TASK OBJECTIVE
Find the lines that hold "MITSUI". Report only how many there are.

STORED ROWS
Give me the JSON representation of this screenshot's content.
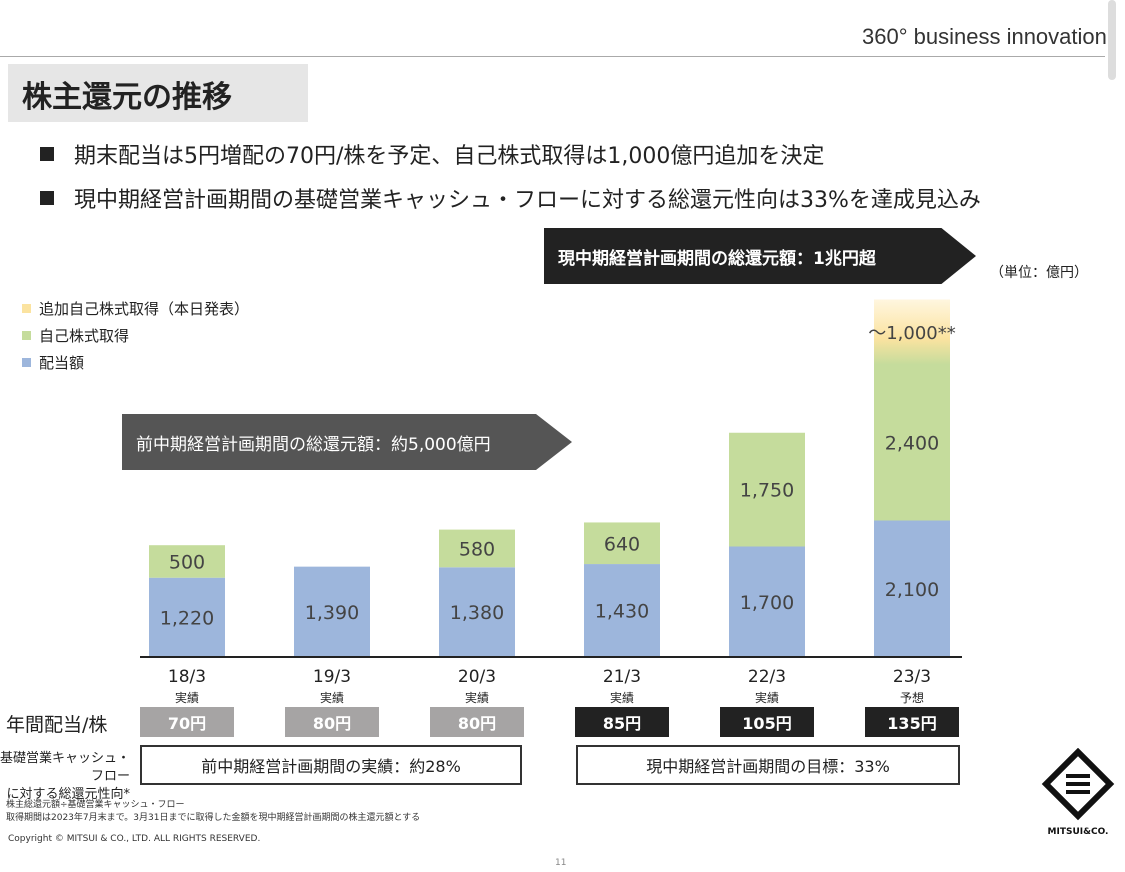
{
  "header": {
    "tagline": "360° business innovation.",
    "title": "株主還元の推移"
  },
  "bullets": [
    "期末配当は5円増配の70円/株を予定、自己株式取得は1,000億円追加を決定",
    "現中期経営計画期間の基礎営業キャッシュ・フローに対する総還元性向は33%を達成見込み"
  ],
  "banners": {
    "current": "現中期経営計画期間の総還元額：1兆円超",
    "previous": "前中期経営計画期間の総還元額：約5,000億円"
  },
  "unit": "（単位：億円）",
  "chart_data": {
    "type": "bar",
    "stacked": true,
    "categories": [
      "18/3",
      "19/3",
      "20/3",
      "21/3",
      "22/3",
      "23/3"
    ],
    "category_sublabels": [
      "実績",
      "実績",
      "実績",
      "実績",
      "実績",
      "予想"
    ],
    "series": [
      {
        "name": "配当額",
        "color": "#9db6dc",
        "values": [
          1220,
          1390,
          1380,
          1430,
          1700,
          2100
        ],
        "labels": [
          "1,220",
          "1,390",
          "1,380",
          "1,430",
          "1,700",
          "2,100"
        ]
      },
      {
        "name": "自己株式取得",
        "color": "#c5dc9c",
        "values": [
          500,
          0,
          580,
          640,
          1750,
          2400
        ],
        "labels": [
          "500",
          "",
          "580",
          "640",
          "1,750",
          "2,400"
        ]
      },
      {
        "name": "追加自己株式取得（本日発表）",
        "color": "#fbe3a0",
        "values": [
          0,
          0,
          0,
          0,
          0,
          1000
        ],
        "labels": [
          "",
          "",
          "",
          "",
          "",
          "～1,000**"
        ]
      }
    ],
    "legend": "top-left",
    "grid": false,
    "ylim": [
      0,
      6000
    ]
  },
  "dividends": {
    "label": "年間配当/株",
    "values": [
      "70円",
      "80円",
      "80円",
      "85円",
      "105円",
      "135円"
    ],
    "colors": [
      "#a6a4a4",
      "#a6a4a4",
      "#a6a4a4",
      "#222222",
      "#222222",
      "#222222"
    ]
  },
  "payout": {
    "label": "基礎営業キャッシュ・フロー\nに対する総還元性向*",
    "previous": "前中期経営計画期間の実績：約28%",
    "current": "現中期経営計画期間の目標：33%"
  },
  "notes": [
    "株主総還元額÷基礎営業キャッシュ・フロー",
    "取得期間は2023年7月末まで。3月31日までに取得した金額を現中期経営計画期間の株主還元額とする"
  ],
  "copyright": "Copyright © MITSUI & CO., LTD. ALL RIGHTS RESERVED.",
  "page_number": "11",
  "logo_text": "MITSUI&CO."
}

ANSWER TO THE PROBLEM
2